Lines containing the string "Orchard" are to be collected in full.
-- begin --
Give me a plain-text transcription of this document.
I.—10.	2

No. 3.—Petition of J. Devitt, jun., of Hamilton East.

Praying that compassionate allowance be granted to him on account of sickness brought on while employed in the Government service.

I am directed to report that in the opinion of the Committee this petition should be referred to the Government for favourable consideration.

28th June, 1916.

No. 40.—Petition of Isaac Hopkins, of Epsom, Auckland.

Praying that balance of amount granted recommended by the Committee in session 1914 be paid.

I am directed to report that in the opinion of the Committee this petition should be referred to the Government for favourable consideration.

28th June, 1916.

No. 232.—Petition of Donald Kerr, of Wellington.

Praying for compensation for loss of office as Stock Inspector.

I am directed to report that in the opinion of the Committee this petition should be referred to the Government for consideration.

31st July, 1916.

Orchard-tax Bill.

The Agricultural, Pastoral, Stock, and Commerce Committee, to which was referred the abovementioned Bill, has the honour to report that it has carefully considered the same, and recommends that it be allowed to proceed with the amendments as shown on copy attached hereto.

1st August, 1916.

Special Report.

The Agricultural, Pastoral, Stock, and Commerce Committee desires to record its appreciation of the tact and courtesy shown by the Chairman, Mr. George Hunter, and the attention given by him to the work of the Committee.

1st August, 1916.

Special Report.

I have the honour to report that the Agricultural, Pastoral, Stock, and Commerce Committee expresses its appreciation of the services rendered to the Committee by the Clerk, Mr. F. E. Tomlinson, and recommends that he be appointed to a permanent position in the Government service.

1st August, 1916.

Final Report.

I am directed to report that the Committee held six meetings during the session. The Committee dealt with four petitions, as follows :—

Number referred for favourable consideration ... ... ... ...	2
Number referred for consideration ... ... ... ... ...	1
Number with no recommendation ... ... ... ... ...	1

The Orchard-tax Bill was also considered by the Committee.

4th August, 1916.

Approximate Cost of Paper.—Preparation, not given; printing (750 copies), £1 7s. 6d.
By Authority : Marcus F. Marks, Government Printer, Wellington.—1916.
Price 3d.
-- end --
EXERCISE OUTPUT:
Orchard-tax Bill.
The Orchard-tax Bill was also considered by the Committee.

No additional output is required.